[Dataset records]
______

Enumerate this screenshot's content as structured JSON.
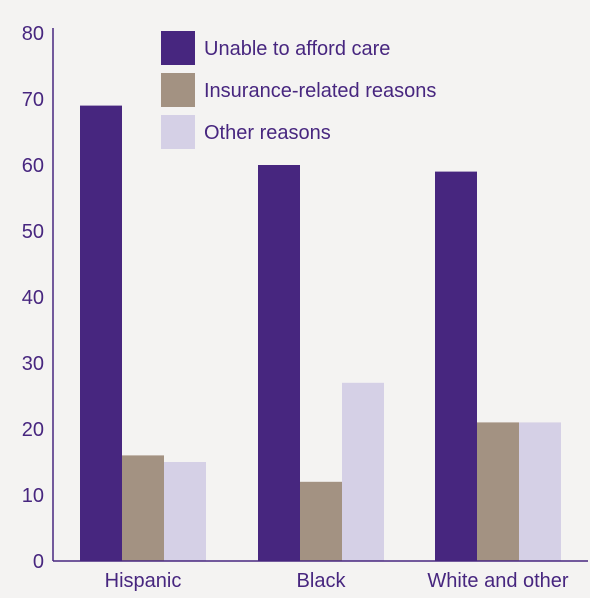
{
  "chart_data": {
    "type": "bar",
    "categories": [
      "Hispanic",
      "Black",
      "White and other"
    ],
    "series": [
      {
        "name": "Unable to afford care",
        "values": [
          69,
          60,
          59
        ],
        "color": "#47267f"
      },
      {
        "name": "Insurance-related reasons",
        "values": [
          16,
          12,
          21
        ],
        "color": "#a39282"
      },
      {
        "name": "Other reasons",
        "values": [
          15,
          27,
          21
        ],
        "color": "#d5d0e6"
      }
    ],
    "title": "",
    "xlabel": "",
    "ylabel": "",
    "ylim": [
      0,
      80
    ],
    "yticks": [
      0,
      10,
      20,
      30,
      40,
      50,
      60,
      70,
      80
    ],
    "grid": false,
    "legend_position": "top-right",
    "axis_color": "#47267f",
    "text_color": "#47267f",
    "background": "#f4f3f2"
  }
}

______

§ Work required
Extract each line from the listing that holds the word "name".

§ Worked answer
        "name": "Unable to afford care",
        "name": "Insurance-related reasons",
        "name": "Other reasons",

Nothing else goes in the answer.